# Actions demandées:
• A. Dans le texte sur l'histoire de la pin-up, quelles qualités de cette image expliquent qu'elle représente un chapitre riche et significatif de la culture occidentale ?
• B. Ces affirmations concordent-elles avec le texte sur l'histoire de la pin-up ? Répondez par oui ou non et citez les mots décisifs du texte. (i) Les nouvelles technologies rendent le graphisme de la pin-up de plus en plus réaliste. (ii) L'histoire de la pin-up se limite à l'évolution chronologique d'une figure féminine érotique. (iii) L'image de la pin-up se rapproche de l'histoire de l'art de l'illustration au XXe siècle.
• C. Prolongez le texte sur l'histoire de la pin-up à partir de sa dernière phrase.

# Texte affiché:
***
L’histoire de la pin-up est intimement liée aux événements du XXième siècle.
Cette image, en raison de son omniprésence, de sa popularité et de sa capacité d’adaptation, représente un chapitre riche et significatif de la culture et de la société occidentale durant cette période.
Tout d’abord, l’image elle-même de la pin-up est à mettre en parallèle avec l’histoire de l’art du XXième siècle, notamment l’art de l’illustration.
Cette représentation féminine se transfigure au fur et à mesure de l’évolution technique des outils et des méthodes artistiques.
Son graphisme se modifie avec l’apparition de nouvelles technologies qui lui permettent un réalisme de plus en plus grand.
Mais l’histoire de la pin-up ne peut pas être circonscrite à l’évolution chronologique d’une figure féminine érotique. En effet, par son utilisation, par les différents rôles qu’on lui a attribués, la pin-up devient révélatrice de l’histoire du XXième siècle.
***
Lignes d'un jeu de données
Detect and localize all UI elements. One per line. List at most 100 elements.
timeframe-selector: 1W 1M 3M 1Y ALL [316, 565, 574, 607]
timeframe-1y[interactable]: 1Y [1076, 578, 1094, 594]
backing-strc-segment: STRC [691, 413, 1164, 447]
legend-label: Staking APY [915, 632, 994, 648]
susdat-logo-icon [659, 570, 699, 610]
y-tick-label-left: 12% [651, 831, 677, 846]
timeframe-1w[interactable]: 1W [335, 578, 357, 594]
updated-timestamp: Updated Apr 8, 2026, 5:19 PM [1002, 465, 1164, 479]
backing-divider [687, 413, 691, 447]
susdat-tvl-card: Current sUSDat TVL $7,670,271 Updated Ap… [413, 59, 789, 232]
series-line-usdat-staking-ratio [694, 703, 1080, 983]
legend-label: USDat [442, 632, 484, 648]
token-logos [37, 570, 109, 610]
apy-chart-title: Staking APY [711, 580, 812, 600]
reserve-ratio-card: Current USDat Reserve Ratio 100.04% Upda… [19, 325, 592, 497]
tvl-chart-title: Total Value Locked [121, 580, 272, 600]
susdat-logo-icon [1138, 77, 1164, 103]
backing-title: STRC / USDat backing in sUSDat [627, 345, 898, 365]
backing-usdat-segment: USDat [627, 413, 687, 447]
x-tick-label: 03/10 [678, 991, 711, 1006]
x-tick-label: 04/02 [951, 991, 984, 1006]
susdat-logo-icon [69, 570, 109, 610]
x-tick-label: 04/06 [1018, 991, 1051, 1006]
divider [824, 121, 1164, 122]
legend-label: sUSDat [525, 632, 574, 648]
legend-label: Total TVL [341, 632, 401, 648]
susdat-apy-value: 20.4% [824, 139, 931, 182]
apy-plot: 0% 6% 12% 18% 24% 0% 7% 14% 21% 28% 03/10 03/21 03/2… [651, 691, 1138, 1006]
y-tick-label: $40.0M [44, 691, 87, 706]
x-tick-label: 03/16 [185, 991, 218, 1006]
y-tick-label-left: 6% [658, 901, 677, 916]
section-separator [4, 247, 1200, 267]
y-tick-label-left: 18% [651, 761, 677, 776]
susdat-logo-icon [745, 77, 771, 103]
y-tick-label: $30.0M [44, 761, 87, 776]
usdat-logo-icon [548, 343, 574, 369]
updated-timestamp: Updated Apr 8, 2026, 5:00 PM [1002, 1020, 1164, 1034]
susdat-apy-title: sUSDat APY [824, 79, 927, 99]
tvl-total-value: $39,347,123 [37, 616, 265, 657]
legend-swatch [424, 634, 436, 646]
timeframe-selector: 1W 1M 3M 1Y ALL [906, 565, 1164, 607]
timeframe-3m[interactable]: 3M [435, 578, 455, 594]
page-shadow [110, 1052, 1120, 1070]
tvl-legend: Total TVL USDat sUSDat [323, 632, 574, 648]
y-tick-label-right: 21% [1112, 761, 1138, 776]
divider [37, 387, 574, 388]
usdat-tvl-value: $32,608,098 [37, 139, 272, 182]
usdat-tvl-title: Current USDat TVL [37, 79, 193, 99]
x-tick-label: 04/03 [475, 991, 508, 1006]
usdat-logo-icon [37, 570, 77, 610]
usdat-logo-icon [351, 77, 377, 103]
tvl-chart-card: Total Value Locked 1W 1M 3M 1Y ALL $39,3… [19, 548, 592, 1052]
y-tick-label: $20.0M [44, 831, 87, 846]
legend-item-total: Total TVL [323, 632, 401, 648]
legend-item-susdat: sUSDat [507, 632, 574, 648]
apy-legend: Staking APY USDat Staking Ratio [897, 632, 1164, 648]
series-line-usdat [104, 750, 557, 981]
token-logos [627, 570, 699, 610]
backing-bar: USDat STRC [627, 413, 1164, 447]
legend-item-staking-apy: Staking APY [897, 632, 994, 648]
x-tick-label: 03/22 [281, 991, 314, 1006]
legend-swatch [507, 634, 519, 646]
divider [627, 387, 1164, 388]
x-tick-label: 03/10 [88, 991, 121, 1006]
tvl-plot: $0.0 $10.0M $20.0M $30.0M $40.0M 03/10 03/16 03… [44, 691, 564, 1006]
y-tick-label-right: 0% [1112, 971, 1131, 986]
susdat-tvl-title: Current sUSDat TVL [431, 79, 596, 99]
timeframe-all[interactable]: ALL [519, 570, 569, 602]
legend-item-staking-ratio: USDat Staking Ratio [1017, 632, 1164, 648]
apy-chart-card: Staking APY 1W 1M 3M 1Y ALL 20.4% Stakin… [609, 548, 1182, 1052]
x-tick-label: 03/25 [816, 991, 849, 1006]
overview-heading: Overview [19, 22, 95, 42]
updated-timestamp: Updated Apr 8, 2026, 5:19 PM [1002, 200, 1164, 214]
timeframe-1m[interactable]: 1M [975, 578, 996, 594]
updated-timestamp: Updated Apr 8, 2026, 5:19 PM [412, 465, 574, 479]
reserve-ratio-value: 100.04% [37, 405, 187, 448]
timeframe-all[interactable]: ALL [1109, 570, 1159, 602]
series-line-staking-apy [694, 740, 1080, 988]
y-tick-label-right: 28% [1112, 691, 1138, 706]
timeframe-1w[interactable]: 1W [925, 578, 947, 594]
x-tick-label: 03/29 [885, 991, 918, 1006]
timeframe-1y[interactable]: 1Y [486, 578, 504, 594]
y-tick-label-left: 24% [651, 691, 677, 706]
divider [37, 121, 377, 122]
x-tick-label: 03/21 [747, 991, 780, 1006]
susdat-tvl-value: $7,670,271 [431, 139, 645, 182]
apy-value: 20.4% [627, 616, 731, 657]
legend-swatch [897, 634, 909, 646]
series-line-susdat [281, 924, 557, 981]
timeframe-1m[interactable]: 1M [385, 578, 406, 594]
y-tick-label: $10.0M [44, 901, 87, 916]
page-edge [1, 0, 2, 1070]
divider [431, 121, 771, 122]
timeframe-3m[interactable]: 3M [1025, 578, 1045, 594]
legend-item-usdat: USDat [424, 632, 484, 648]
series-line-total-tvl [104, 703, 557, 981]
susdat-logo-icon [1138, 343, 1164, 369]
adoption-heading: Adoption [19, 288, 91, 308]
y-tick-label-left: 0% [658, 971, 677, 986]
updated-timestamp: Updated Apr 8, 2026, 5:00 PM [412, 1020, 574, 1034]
***
# Tâches résolues:
• A. Son omniprésence, sa popularité et sa capacité d'adaptation.

• B.
(i) Oui : « Son graphisme se modifie avec l’apparition de nouvelles technologies qui lui permettent un réalisme de plus en plus grand. »
(ii) Non : « l’histoire de la pin-up ne peut pas être circonscrite à l’évolution chronologique d’une figure féminine érotique »
(iii) Oui : « est à mettre en parallèle avec l’histoire de l’art du XXième siècle, notamment l’art de l’illustration »

• C.
Son histoire participe fondamentalement à l’histoire de l’utilisation du corps féminin idéalisé.
La pin-up est à la fois une représentation de celui-ci…, mais elle met aussi en valeur son emploi en tant que support.
Ces deux caractéristiques sont fortement imbriquées et constituent un des traits majeurs de son évolution.
En tant que représentation érotique, la pin-up est destinée tout d’abord aux hommes et à leurs plaisirs.
La pin-up est une effigie sexuelle, un sex-symbol.
Celui-ci consiste à être par lui-même le tout exhaustif d’un genre sexué supposé exciter l’ensemble des individus de l’autre genre.
Elle est une créature de rêve, pulpeuse, émoustillante et sensuelle.
Elle est une image érotique qui doit susciter un intérêt sexuel chez le voyeur.
L’érotisme est indissociable de toute l’imagerie de la pin-up.
Le terme “érotique” sert à désigner une représentation implicite de la sexualité alors qu’à l’inverse le terme “pornographique” désigne une représentation explicite de l’acte sexuel.
L’érotisme de la pin-up est très particulier : c’est l’érotisme de la “fille d’à côté”.
Elle est à la fois inaccessible, donc support de fantasmes, populaire (sans distinction de classe), universelle (par ses codes esthétiques), idéale (par sa plastique) mais aussi une beauté, somme toute “courante”.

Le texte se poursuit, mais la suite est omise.